(Dataset records)
▼▼▼

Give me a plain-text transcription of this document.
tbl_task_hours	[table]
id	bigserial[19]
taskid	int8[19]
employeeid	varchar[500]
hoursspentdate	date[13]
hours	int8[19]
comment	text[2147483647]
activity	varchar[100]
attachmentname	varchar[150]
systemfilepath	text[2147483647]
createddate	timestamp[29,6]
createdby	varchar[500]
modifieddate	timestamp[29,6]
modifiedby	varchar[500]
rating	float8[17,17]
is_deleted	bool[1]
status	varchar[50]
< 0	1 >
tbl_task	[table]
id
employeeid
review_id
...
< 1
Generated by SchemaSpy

▲▲▲

• [THE PROBLEM] Extract the full listing and reproduce each line exactly.

• [SOLUTION FOR THIS PROBLEM]
Give me a plain-text transcription of this document.
tbl_task_hours	[table]
id	bigserial[19]
taskid	int8[19]
employeeid	varchar[500]
hoursspentdate	date[13]
hours	int8[19]
comment	text[2147483647]
activity	varchar[100]
attachmentname	varchar[150]
systemfilepath	text[2147483647]
createddate	timestamp[29,6]
createdby	varchar[500]
modifieddate	timestamp[29,6]
modifiedby	varchar[500]
rating	float8[17,17]
is_deleted	bool[1]
status	varchar[50]
< 0	1 >
tbl_task	[table]
id
employeeid
review_id
...
< 1
Generated by SchemaSpy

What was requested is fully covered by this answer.